■ Data entries ■
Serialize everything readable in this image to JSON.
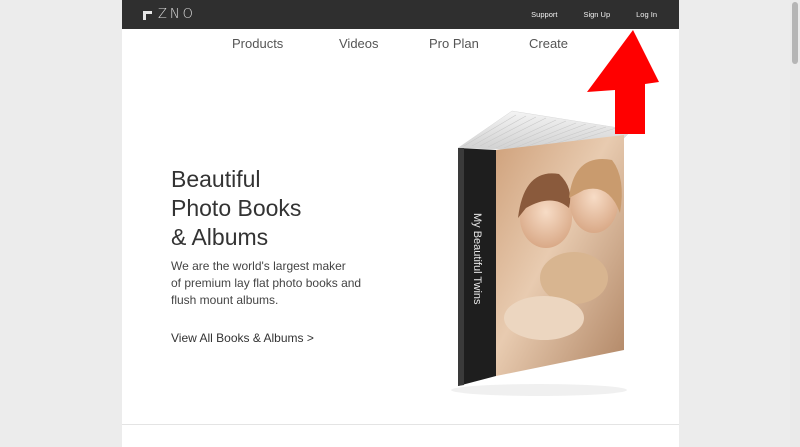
{
  "topbar": {
    "logo_text": "ZNO",
    "links": [
      "Support",
      "Sign Up",
      "Log In"
    ]
  },
  "nav": {
    "items": [
      "Products",
      "Videos",
      "Pro Plan",
      "Create"
    ]
  },
  "hero": {
    "title_lines": [
      "Beautiful",
      "Photo Books",
      "& Albums"
    ],
    "description_lines": [
      "We are the world's largest maker",
      "of premium lay flat photo books and",
      "flush mount albums."
    ],
    "link_text": "View All Books & Albums >",
    "book_spine_text": "My Beautiful Twins"
  },
  "colors": {
    "topbar": "#2f2f2f",
    "arrow": "#ff0000",
    "page_background": "#ececec"
  }
}
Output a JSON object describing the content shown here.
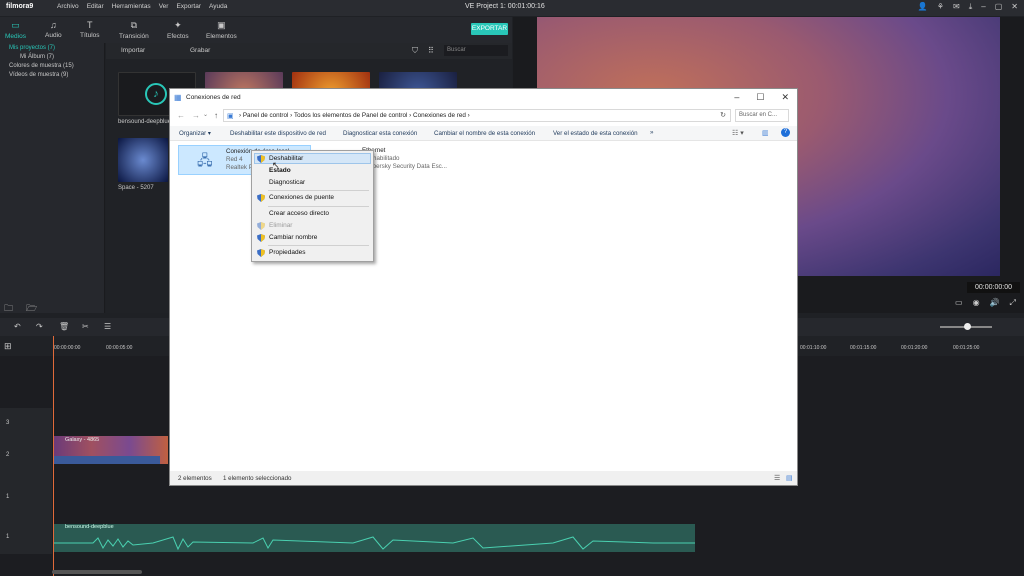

■ Short task ■
Repeat the data in full and exactly. Omit pictures.

■ The completed task ■
Serialize everything readable in this image to JSON.
{
  "topbar": {
    "logo_text": "ZNO",
    "links": [
      "Support",
      "Sign Up",
      "Log In"
    ]
  },
  "nav": {
    "items": [
      "Products",
      "Videos",
      "Pro Plan",
      "Create"
    ]
  },
  "hero": {
    "title_lines": [
      "Beautiful",
      "Photo Books",
      "& Albums"
    ],
    "description_lines": [
      "We are the world's largest maker",
      "of premium lay flat photo books and",
      "flush mount albums."
    ],
    "link_text": "View All Books & Albums >",
    "book_spine_text": "My Beautiful Twins"
  },
  "colors": {
    "topbar": "#2f2f2f",
    "arrow": "#ff0000",
    "page_background": "#ececec"
  }
}
Output a JSON object describing the content shown here.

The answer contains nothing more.